Stored data

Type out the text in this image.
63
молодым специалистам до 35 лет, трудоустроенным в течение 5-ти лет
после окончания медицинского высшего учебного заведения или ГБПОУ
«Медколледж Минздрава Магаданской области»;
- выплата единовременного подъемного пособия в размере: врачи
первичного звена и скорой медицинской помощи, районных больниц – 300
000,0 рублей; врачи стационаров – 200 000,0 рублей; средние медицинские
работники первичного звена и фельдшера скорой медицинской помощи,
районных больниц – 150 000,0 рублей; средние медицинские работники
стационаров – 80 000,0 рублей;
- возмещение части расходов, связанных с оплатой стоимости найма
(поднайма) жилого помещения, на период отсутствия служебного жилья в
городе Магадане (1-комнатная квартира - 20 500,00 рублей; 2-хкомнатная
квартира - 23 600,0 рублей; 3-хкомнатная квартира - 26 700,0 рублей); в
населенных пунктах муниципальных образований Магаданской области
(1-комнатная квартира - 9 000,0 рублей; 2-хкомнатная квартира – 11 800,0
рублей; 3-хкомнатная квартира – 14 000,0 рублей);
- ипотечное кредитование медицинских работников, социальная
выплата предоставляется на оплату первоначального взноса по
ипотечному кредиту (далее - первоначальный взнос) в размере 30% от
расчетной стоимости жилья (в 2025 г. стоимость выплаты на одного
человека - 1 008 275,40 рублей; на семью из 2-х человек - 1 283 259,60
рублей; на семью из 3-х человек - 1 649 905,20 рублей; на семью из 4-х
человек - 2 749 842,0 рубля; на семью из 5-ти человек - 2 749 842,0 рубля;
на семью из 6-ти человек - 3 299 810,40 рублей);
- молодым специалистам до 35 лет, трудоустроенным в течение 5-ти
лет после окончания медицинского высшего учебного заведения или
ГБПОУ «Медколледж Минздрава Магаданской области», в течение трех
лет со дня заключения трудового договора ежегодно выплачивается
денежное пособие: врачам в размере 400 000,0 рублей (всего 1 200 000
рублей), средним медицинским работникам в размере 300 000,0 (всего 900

• Aim: Write the complete data out, exactly as above.

• Response to the exercise:
Type out the text in this image.
63
молодым специалистам до 35 лет, трудоустроенным в течение 5-ти лет
после окончания медицинского высшего учебного заведения или ГБПОУ
«Медколледж Минздрава Магаданской области»;
- выплата единовременного подъемного пособия в размере: врачи
первичного звена и скорой медицинской помощи, районных больниц – 300
000,0 рублей; врачи стационаров – 200 000,0 рублей; средние медицинские
работники первичного звена и фельдшера скорой медицинской помощи,
районных больниц – 150 000,0 рублей; средние медицинские работники
стационаров – 80 000,0 рублей;
- возмещение части расходов, связанных с оплатой стоимости найма
(поднайма) жилого помещения, на период отсутствия служебного жилья в
городе Магадане (1-комнатная квартира - 20 500,00 рублей; 2-хкомнатная
квартира - 23 600,0 рублей; 3-хкомнатная квартира - 26 700,0 рублей); в
населенных пунктах муниципальных образований Магаданской области
(1-комнатная квартира - 9 000,0 рублей; 2-хкомнатная квартира – 11 800,0
рублей; 3-хкомнатная квартира – 14 000,0 рублей);
- ипотечное кредитование медицинских работников, социальная
выплата предоставляется на оплату первоначального взноса по
ипотечному кредиту (далее - первоначальный взнос) в размере 30% от
расчетной стоимости жилья (в 2025 г. стоимость выплаты на одного
человека - 1 008 275,40 рублей; на семью из 2-х человек - 1 283 259,60
рублей; на семью из 3-х человек - 1 649 905,20 рублей; на семью из 4-х
человек - 2 749 842,0 рубля; на семью из 5-ти человек - 2 749 842,0 рубля;
на семью из 6-ти человек - 3 299 810,40 рублей);
- молодым специалистам до 35 лет, трудоустроенным в течение 5-ти
лет после окончания медицинского высшего учебного заведения или
ГБПОУ «Медколледж Минздрава Магаданской области», в течение трех
лет со дня заключения трудового договора ежегодно выплачивается
денежное пособие: врачам в размере 400 000,0 рублей (всего 1 200 000
рублей), средним медицинским работникам в размере 300 000,0 (всего 900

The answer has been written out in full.